Collection entries:

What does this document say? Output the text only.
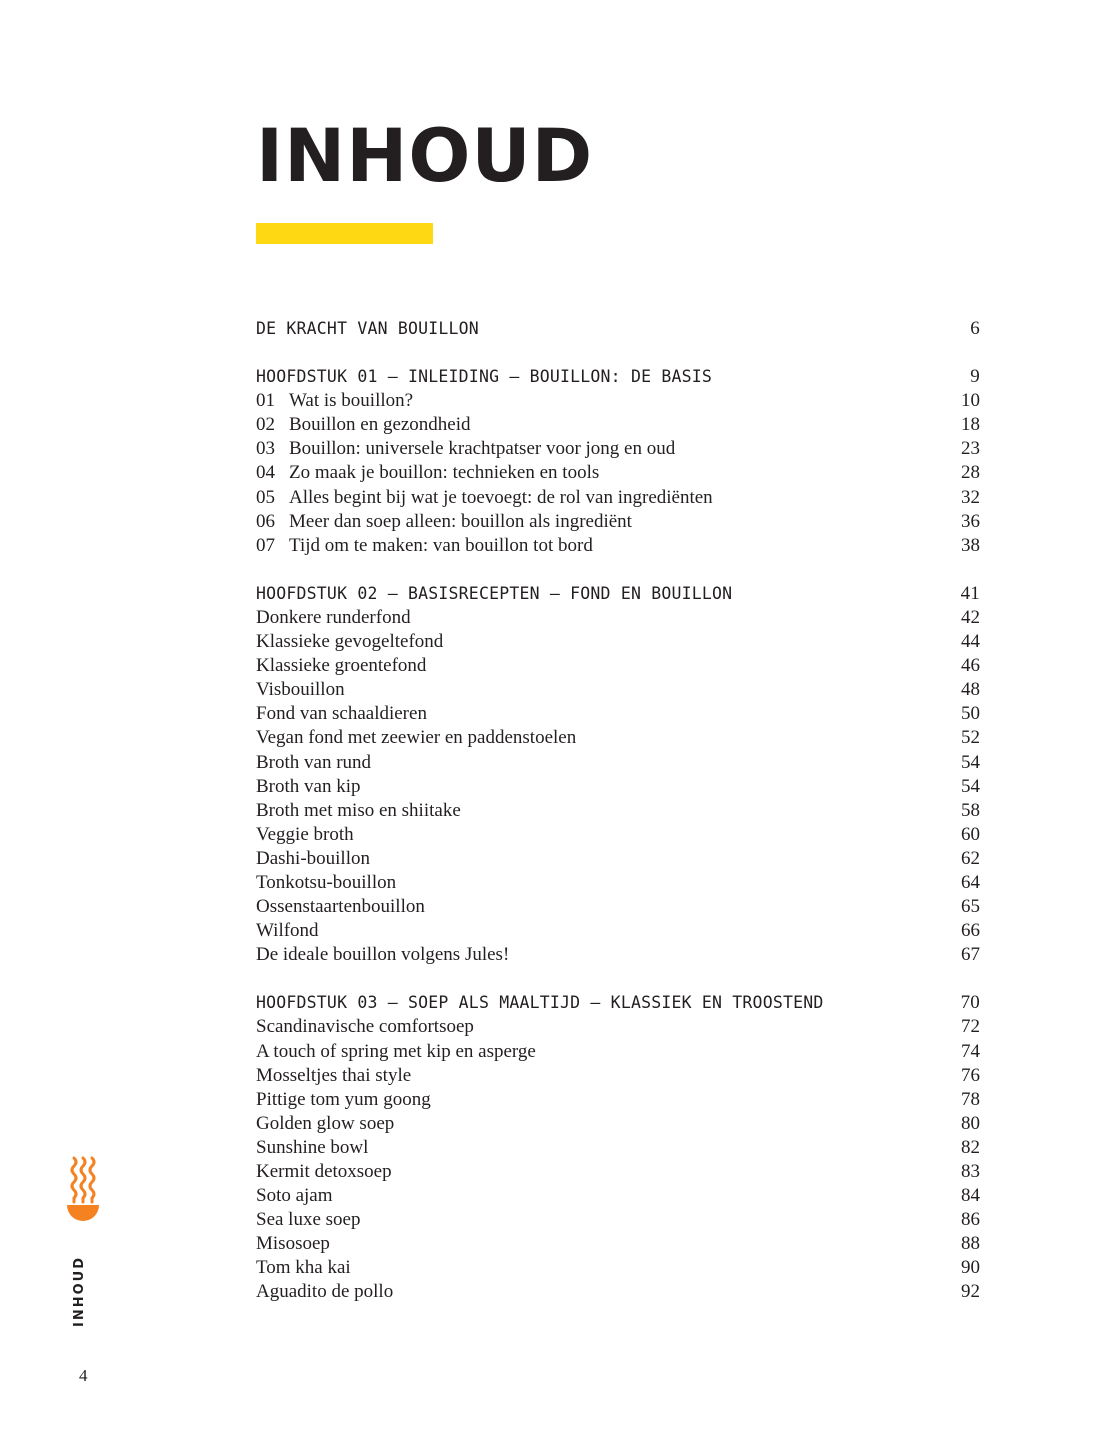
INHOUD
DE KRACHT VAN BOUILLON	6
HOOFDSTUK 01 – INLEIDING – BOUILLON: DE BASIS	9
01 Wat is bouillon?	10
02 Bouillon en gezondheid	18
03 Bouillon: universele krachtpatser voor jong en oud	23
04 Zo maak je bouillon: technieken en tools	28
05 Alles begint bij wat je toevoegt: de rol van ingrediënten	32
06 Meer dan soep alleen: bouillon als ingrediënt	36
07 Tijd om te maken: van bouillon tot bord	38
HOOFDSTUK 02 – BASISRECEPTEN – FOND EN BOUILLON	41
Donkere runderfond	42
Klassieke gevogeltefond	44
Klassieke groentefond	46
Visbouillon	48
Fond van schaaldieren	50
Vegan fond met zeewier en paddenstoelen	52
Broth van rund	54
Broth van kip	54
Broth met miso en shiitake	58
Veggie broth	60
Dashi-bouillon	62
Tonkotsu-bouillon	64
Ossenstaartenbouillon	65
Wilfond	66
De ideale bouillon volgens Jules!	67
HOOFDSTUK 03 – SOEP ALS MAALTIJD – KLASSIEK EN TROOSTEND	70
Scandinavische comfortsoep	72
A touch of spring met kip en asperge	74
Mosseltjes thai style	76
Pittige tom yum goong	78
Golden glow soep	80
Sunshine bowl	82
Kermit detoxsoep	83
Soto ajam	84
Sea luxe soep	86
Misosoep	88
Tom kha kai	90
Aguadito de pollo	92
INHOUD
4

Goal of the exercise: From the entries above, extract every line where the word "HOOFDSTUK" appears.

Result of this task:
HOOFDSTUK 01 – INLEIDING – BOUILLON: DE BASIS	9
HOOFDSTUK 02 – BASISRECEPTEN – FOND EN BOUILLON	41
HOOFDSTUK 03 – SOEP ALS MAALTIJD – KLASSIEK EN TROOSTEND	70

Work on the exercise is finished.